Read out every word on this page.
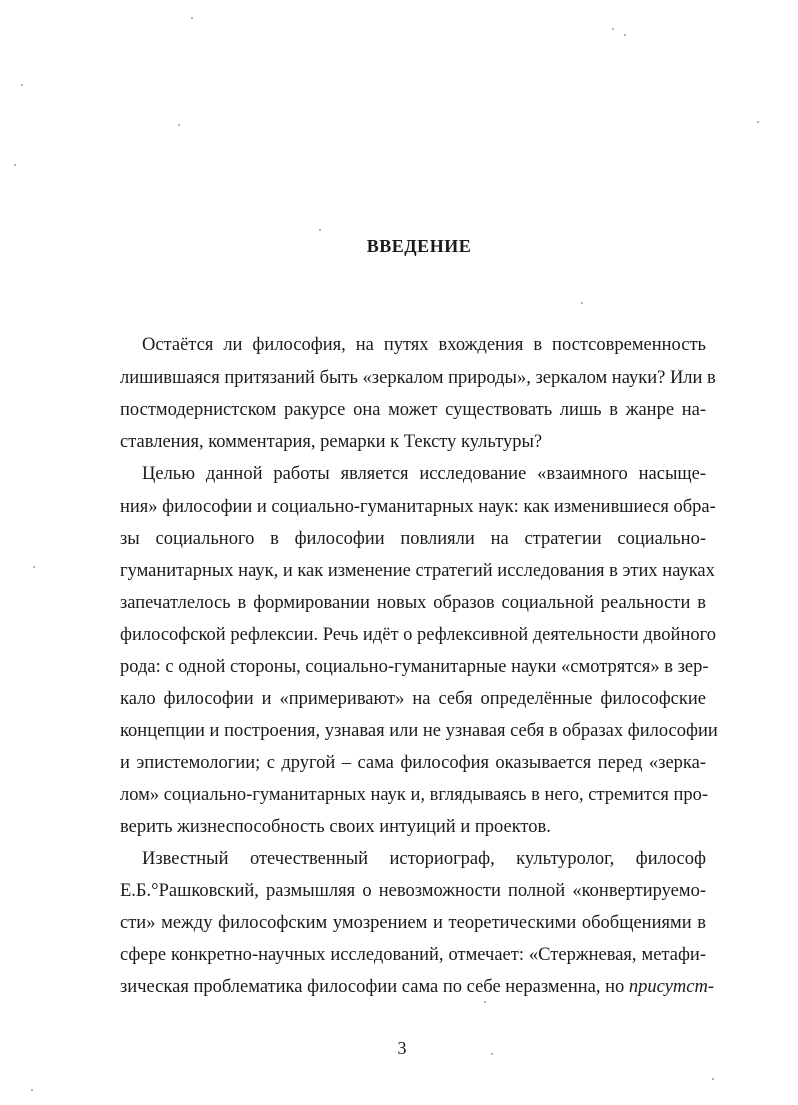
ВВЕДЕНИЕ
Остаётся ли философия, на путях вхождения в постсовременность
лишившаяся притязаний быть «зеркалом природы», зеркалом науки? Или в
постмодернистском ракурсе она может существовать лишь в жанре на-
ставления, комментария, ремарки к Тексту культуры?
Целью данной работы является исследование «взаимного насыще-
ния» философии и социально-гуманитарных наук: как изменившиеся обра-
зы социального в философии повлияли на стратегии социально-
гуманитарных наук, и как изменение стратегий исследования в этих науках
запечатлелось в формировании новых образов социальной реальности в
философской рефлексии. Речь идёт о рефлексивной деятельности двойного
рода: с одной стороны, социально-гуманитарные науки «смотрятся» в зер-
кало философии и «примеривают» на себя определённые философские
концепции и построения, узнавая или не узнавая себя в образах философии
и эпистемологии; с другой – сама философия оказывается перед «зерка-
лом» социально-гуманитарных наук и, вглядываясь в него, стремится про-
верить жизнеспособность своих интуиций и проектов.
Известный отечественный историограф, культуролог, философ
Е.Б.°Рашковский, размышляя о невозможности полной «конвертируемо-
сти» между философским умозрением и теоретическими обобщениями в
сфере конкретно-научных исследований, отмечает: «Стержневая, метафи-
зическая проблематика философии сама по себе неразменна, но присутст-
3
====================
#### Work required
Except for the pictures, print the data above exactly.

#### Expected output
Read out every word on this page.
ВВЕДЕНИЕ
Остаётся ли философия, на путях вхождения в постсовременность
лишившаяся притязаний быть «зеркалом природы», зеркалом науки? Или в
постмодернистском ракурсе она может существовать лишь в жанре на-
ставления, комментария, ремарки к Тексту культуры?
Целью данной работы является исследование «взаимного насыще-
ния» философии и социально-гуманитарных наук: как изменившиеся обра-
зы социального в философии повлияли на стратегии социально-
гуманитарных наук, и как изменение стратегий исследования в этих науках
запечатлелось в формировании новых образов социальной реальности в
философской рефлексии. Речь идёт о рефлексивной деятельности двойного
рода: с одной стороны, социально-гуманитарные науки «смотрятся» в зер-
кало философии и «примеривают» на себя определённые философские
концепции и построения, узнавая или не узнавая себя в образах философии
и эпистемологии; с другой – сама философия оказывается перед «зерка-
лом» социально-гуманитарных наук и, вглядываясь в него, стремится про-
верить жизнеспособность своих интуиций и проектов.
Известный отечественный историограф, культуролог, философ
Е.Б.°Рашковский, размышляя о невозможности полной «конвертируемо-
сти» между философским умозрением и теоретическими обобщениями в
сфере конкретно-научных исследований, отмечает: «Стержневая, метафи-
зическая проблематика философии сама по себе неразменна, но присутст-
3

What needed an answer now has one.